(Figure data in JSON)
┄┄┄┄┄┄

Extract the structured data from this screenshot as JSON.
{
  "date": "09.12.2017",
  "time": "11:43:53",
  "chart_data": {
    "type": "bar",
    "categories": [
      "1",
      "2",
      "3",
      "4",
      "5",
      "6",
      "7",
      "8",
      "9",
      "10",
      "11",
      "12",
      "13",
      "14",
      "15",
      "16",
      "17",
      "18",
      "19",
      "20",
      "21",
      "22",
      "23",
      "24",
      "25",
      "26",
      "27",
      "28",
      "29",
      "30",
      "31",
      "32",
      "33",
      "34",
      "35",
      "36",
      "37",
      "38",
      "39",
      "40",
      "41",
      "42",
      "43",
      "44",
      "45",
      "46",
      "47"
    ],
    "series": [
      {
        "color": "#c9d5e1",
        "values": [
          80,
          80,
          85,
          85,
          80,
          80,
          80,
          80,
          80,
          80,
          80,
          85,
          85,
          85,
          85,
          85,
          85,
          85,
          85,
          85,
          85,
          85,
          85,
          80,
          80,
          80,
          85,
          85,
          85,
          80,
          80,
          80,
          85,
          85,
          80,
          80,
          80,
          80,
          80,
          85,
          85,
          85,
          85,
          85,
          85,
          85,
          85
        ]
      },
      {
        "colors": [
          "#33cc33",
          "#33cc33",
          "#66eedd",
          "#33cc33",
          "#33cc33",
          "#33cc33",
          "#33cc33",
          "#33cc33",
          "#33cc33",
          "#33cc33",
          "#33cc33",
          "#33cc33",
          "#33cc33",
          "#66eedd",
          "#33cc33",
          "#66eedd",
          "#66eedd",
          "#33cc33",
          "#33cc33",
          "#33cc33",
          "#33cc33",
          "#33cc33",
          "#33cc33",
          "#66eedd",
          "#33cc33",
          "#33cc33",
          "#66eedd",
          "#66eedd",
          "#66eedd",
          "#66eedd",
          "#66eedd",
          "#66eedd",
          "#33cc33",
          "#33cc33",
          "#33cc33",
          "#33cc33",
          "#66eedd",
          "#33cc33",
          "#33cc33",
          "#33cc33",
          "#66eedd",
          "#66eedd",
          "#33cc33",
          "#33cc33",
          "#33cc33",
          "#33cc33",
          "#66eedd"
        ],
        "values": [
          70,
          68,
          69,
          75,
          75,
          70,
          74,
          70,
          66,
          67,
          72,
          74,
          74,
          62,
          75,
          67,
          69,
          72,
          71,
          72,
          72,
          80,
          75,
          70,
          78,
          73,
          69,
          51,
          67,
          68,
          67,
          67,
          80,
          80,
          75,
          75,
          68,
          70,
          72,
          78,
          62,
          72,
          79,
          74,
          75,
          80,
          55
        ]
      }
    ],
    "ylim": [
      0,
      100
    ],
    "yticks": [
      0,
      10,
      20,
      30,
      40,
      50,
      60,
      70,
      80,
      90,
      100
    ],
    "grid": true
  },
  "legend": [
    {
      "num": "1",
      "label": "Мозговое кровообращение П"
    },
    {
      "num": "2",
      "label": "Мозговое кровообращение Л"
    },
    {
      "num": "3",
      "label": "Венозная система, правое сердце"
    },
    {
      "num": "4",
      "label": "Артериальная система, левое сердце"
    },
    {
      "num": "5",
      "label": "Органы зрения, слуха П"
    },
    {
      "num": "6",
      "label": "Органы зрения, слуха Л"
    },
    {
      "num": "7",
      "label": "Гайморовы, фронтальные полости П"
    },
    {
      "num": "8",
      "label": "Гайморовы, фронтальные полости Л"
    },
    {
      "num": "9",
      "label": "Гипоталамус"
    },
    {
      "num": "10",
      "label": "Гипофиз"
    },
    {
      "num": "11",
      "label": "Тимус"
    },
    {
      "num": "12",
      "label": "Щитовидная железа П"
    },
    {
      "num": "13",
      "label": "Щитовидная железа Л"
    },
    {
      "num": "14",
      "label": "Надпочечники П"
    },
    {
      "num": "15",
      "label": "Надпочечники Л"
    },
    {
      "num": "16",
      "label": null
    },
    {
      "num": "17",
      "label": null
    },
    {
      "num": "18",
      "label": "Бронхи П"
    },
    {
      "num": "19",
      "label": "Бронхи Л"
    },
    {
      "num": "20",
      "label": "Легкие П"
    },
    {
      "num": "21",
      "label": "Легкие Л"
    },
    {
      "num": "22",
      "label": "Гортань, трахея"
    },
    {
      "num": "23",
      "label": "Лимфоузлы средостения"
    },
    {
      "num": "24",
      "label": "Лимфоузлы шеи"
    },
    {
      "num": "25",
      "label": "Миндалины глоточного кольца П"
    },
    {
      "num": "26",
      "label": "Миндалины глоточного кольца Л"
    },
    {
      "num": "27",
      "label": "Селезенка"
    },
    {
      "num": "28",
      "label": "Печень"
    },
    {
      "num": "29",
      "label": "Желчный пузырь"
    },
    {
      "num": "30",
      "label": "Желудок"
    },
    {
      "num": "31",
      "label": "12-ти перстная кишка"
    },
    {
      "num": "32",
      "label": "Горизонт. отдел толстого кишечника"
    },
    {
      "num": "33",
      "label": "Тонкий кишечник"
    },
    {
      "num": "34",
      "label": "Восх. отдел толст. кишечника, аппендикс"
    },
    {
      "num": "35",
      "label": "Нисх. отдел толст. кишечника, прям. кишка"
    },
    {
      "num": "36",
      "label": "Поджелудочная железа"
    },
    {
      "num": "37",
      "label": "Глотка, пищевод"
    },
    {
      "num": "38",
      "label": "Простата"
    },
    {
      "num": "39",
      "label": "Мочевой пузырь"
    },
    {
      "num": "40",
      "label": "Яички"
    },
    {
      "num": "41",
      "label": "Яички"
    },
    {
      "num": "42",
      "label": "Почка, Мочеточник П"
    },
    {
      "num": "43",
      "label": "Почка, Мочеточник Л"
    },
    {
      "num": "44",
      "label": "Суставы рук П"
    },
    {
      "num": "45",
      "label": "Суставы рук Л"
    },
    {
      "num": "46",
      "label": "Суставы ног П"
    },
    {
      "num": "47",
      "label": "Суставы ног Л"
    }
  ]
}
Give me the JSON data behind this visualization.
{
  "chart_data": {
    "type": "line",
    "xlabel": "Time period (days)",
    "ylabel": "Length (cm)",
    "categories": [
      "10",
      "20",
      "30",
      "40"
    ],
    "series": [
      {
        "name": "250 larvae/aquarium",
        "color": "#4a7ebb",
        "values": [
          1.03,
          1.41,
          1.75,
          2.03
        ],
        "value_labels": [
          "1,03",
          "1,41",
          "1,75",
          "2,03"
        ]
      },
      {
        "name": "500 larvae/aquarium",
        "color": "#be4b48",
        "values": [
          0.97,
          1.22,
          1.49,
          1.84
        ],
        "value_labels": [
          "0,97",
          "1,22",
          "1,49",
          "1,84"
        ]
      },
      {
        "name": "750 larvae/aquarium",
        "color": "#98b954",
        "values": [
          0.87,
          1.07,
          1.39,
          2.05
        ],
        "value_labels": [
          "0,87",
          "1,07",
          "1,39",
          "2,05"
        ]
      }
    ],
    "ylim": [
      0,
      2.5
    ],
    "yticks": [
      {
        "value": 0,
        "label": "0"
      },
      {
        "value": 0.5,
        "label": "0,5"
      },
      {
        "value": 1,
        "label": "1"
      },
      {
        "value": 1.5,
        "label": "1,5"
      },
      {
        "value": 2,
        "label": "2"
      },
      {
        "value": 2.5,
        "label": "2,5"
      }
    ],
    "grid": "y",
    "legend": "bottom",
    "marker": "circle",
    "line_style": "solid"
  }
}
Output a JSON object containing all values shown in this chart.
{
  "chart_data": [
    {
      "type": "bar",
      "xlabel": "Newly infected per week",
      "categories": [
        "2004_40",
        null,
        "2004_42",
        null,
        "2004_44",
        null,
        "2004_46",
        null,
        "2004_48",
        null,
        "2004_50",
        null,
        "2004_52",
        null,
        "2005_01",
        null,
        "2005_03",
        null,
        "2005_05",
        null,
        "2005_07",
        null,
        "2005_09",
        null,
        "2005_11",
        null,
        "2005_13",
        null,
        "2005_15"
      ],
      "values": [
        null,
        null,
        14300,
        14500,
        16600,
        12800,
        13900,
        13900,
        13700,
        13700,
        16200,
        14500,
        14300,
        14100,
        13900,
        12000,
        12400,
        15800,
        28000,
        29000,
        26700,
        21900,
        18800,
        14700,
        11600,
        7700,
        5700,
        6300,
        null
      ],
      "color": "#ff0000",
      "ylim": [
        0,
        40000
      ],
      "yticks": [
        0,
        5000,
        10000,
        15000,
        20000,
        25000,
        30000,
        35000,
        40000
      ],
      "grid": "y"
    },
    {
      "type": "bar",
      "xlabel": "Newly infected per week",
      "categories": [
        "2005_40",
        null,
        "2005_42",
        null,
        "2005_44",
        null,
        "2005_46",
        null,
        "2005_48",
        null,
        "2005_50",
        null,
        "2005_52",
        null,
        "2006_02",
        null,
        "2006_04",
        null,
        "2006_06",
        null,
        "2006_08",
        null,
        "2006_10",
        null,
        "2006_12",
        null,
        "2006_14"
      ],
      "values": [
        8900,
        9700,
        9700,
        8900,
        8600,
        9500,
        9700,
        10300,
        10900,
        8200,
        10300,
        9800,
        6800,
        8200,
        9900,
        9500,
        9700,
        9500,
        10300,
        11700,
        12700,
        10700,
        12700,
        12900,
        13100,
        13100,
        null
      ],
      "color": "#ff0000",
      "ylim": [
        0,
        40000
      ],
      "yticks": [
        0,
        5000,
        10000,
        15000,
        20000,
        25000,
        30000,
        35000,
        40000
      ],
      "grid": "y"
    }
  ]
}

┄┄┄┄┄┄

● **INSTRUCTIONS TO FOLLOW**
Using the listing above, list every line in which the string "кишечника" occurs.

● **OUTPUT OF THE EXERCISE**
      "label": "Горизонт. отдел толстого кишечника"
      "label": "Восх. отдел толст. кишечника, аппендикс"
      "label": "Нисх. отдел толст. кишечника, прям. кишка"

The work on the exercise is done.